## What is required:
Each entry must appear again exactly as it does in the source.

Stored records:
* begin *

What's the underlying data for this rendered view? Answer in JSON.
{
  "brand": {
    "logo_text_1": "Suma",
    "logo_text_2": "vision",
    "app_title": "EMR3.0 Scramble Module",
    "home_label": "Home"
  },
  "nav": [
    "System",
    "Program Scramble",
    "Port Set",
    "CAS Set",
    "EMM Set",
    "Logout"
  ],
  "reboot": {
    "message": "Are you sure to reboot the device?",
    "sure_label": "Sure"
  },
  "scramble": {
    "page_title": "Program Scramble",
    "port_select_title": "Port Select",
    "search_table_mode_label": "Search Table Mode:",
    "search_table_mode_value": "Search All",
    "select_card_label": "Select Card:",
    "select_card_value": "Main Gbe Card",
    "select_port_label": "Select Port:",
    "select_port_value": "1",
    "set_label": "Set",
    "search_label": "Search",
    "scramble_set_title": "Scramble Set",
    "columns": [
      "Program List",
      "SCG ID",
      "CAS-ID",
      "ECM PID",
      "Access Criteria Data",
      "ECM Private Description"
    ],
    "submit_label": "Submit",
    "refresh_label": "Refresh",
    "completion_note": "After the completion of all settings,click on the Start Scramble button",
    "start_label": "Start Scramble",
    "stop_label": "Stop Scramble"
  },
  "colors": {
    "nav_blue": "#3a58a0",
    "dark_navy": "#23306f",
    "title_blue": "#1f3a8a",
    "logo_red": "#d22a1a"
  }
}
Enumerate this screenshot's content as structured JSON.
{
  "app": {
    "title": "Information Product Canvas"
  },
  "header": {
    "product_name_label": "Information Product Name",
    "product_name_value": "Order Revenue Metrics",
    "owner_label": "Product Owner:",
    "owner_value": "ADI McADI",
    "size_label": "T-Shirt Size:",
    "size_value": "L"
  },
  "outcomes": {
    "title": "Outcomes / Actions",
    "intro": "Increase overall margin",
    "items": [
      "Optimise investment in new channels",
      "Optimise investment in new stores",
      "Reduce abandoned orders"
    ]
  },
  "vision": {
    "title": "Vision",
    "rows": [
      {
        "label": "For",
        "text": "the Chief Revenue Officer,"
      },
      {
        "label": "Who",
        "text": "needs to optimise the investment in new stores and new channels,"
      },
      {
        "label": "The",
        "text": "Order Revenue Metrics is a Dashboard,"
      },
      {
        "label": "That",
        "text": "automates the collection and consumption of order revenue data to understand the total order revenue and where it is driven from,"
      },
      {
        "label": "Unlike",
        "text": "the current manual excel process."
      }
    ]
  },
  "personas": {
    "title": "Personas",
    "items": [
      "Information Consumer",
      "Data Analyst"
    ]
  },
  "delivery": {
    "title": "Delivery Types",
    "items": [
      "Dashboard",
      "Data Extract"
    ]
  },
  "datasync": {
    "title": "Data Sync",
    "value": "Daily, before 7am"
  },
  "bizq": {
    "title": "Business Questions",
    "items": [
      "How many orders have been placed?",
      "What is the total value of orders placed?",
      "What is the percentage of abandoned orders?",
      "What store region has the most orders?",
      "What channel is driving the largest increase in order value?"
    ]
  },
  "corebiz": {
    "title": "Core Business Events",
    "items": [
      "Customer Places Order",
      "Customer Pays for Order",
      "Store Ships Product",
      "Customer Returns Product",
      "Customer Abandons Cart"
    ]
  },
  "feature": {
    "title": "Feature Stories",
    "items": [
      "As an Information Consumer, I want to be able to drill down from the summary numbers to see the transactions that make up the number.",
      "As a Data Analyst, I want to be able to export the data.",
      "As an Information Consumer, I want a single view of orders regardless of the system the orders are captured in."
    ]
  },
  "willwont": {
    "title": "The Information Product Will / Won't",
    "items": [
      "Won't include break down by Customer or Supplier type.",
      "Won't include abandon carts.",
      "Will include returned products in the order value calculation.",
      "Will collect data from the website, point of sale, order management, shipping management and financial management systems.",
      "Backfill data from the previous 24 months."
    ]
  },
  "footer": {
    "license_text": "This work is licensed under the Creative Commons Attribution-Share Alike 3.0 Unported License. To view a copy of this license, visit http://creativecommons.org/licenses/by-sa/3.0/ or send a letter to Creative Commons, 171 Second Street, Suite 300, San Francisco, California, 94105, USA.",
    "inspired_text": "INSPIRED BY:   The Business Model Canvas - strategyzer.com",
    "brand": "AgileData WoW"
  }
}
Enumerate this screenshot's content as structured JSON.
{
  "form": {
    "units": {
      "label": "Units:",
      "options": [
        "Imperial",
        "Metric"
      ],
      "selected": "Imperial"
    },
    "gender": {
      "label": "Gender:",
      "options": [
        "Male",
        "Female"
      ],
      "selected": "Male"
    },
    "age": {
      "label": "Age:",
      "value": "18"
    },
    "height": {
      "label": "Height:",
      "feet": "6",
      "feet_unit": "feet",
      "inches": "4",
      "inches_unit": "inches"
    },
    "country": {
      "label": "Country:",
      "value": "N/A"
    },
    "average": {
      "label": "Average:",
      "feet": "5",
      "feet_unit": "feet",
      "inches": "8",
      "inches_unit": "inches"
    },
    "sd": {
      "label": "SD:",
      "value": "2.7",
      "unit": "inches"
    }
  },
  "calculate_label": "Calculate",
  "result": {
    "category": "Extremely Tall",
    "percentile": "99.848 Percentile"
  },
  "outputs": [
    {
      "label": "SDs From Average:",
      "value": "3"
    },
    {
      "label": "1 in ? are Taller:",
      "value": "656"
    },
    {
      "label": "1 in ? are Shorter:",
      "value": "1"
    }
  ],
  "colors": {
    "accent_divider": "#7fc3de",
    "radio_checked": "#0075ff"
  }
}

* end *

## Response to the task:
What's the underlying data for this rendered view? Answer in JSON.
{
  "brand": {
    "logo_text_1": "Suma",
    "logo_text_2": "vision",
    "app_title": "EMR3.0 Scramble Module",
    "home_label": "Home"
  },
  "nav": [
    "System",
    "Program Scramble",
    "Port Set",
    "CAS Set",
    "EMM Set",
    "Logout"
  ],
  "reboot": {
    "message": "Are you sure to reboot the device?",
    "sure_label": "Sure"
  },
  "scramble": {
    "page_title": "Program Scramble",
    "port_select_title": "Port Select",
    "search_table_mode_label": "Search Table Mode:",
    "search_table_mode_value": "Search All",
    "select_card_label": "Select Card:",
    "select_card_value": "Main Gbe Card",
    "select_port_label": "Select Port:",
    "select_port_value": "1",
    "set_label": "Set",
    "search_label": "Search",
    "scramble_set_title": "Scramble Set",
    "columns": [
      "Program List",
      "SCG ID",
      "CAS-ID",
      "ECM PID",
      "Access Criteria Data",
      "ECM Private Description"
    ],
    "submit_label": "Submit",
    "refresh_label": "Refresh",
    "completion_note": "After the completion of all settings,click on the Start Scramble button",
    "start_label": "Start Scramble",
    "stop_label": "Stop Scramble"
  },
  "colors": {
    "nav_blue": "#3a58a0",
    "dark_navy": "#23306f",
    "title_blue": "#1f3a8a",
    "logo_red": "#d22a1a"
  }
}
Enumerate this screenshot's content as structured JSON.
{
  "app": {
    "title": "Information Product Canvas"
  },
  "header": {
    "product_name_label": "Information Product Name",
    "product_name_value": "Order Revenue Metrics",
    "owner_label": "Product Owner:",
    "owner_value": "ADI McADI",
    "size_label": "T-Shirt Size:",
    "size_value": "L"
  },
  "outcomes": {
    "title": "Outcomes / Actions",
    "intro": "Increase overall margin",
    "items": [
      "Optimise investment in new channels",
      "Optimise investment in new stores",
      "Reduce abandoned orders"
    ]
  },
  "vision": {
    "title": "Vision",
    "rows": [
      {
        "label": "For",
        "text": "the Chief Revenue Officer,"
      },
      {
        "label": "Who",
        "text": "needs to optimise the investment in new stores and new channels,"
      },
      {
        "label": "The",
        "text": "Order Revenue Metrics is a Dashboard,"
      },
      {
        "label": "That",
        "text": "automates the collection and consumption of order revenue data to understand the total order revenue and where it is driven from,"
      },
      {
        "label": "Unlike",
        "text": "the current manual excel process."
      }
    ]
  },
  "personas": {
    "title": "Personas",
    "items": [
      "Information Consumer",
      "Data Analyst"
    ]
  },
  "delivery": {
    "title": "Delivery Types",
    "items": [
      "Dashboard",
      "Data Extract"
    ]
  },
  "datasync": {
    "title": "Data Sync",
    "value": "Daily, before 7am"
  },
  "bizq": {
    "title": "Business Questions",
    "items": [
      "How many orders have been placed?",
      "What is the total value of orders placed?",
      "What is the percentage of abandoned orders?",
      "What store region has the most orders?",
      "What channel is driving the largest increase in order value?"
    ]
  },
  "corebiz": {
    "title": "Core Business Events",
    "items": [
      "Customer Places Order",
      "Customer Pays for Order",
      "Store Ships Product",
      "Customer Returns Product",
      "Customer Abandons Cart"
    ]
  },
  "feature": {
    "title": "Feature Stories",
    "items": [
      "As an Information Consumer, I want to be able to drill down from the summary numbers to see the transactions that make up the number.",
      "As a Data Analyst, I want to be able to export the data.",
      "As an Information Consumer, I want a single view of orders regardless of the system the orders are captured in."
    ]
  },
  "willwont": {
    "title": "The Information Product Will / Won't",
    "items": [
      "Won't include break down by Customer or Supplier type.",
      "Won't include abandon carts.",
      "Will include returned products in the order value calculation.",
      "Will collect data from the website, point of sale, order management, shipping management and financial management systems.",
      "Backfill data from the previous 24 months."
    ]
  },
  "footer": {
    "license_text": "This work is licensed under the Creative Commons Attribution-Share Alike 3.0 Unported License. To view a copy of this license, visit http://creativecommons.org/licenses/by-sa/3.0/ or send a letter to Creative Commons, 171 Second Street, Suite 300, San Francisco, California, 94105, USA.",
    "inspired_text": "INSPIRED BY:   The Business Model Canvas - strategyzer.com",
    "brand": "AgileData WoW"
  }
}
Enumerate this screenshot's content as structured JSON.
{
  "form": {
    "units": {
      "label": "Units:",
      "options": [
        "Imperial",
        "Metric"
      ],
      "selected": "Imperial"
    },
    "gender": {
      "label": "Gender:",
      "options": [
        "Male",
        "Female"
      ],
      "selected": "Male"
    },
    "age": {
      "label": "Age:",
      "value": "18"
    },
    "height": {
      "label": "Height:",
      "feet": "6",
      "feet_unit": "feet",
      "inches": "4",
      "inches_unit": "inches"
    },
    "country": {
      "label": "Country:",
      "value": "N/A"
    },
    "average": {
      "label": "Average:",
      "feet": "5",
      "feet_unit": "feet",
      "inches": "8",
      "inches_unit": "inches"
    },
    "sd": {
      "label": "SD:",
      "value": "2.7",
      "unit": "inches"
    }
  },
  "calculate_label": "Calculate",
  "result": {
    "category": "Extremely Tall",
    "percentile": "99.848 Percentile"
  },
  "outputs": [
    {
      "label": "SDs From Average:",
      "value": "3"
    },
    {
      "label": "1 in ? are Taller:",
      "value": "656"
    },
    {
      "label": "1 in ? are Shorter:",
      "value": "1"
    }
  ],
  "colors": {
    "accent_divider": "#7fc3de",
    "radio_checked": "#0075ff"
  }
}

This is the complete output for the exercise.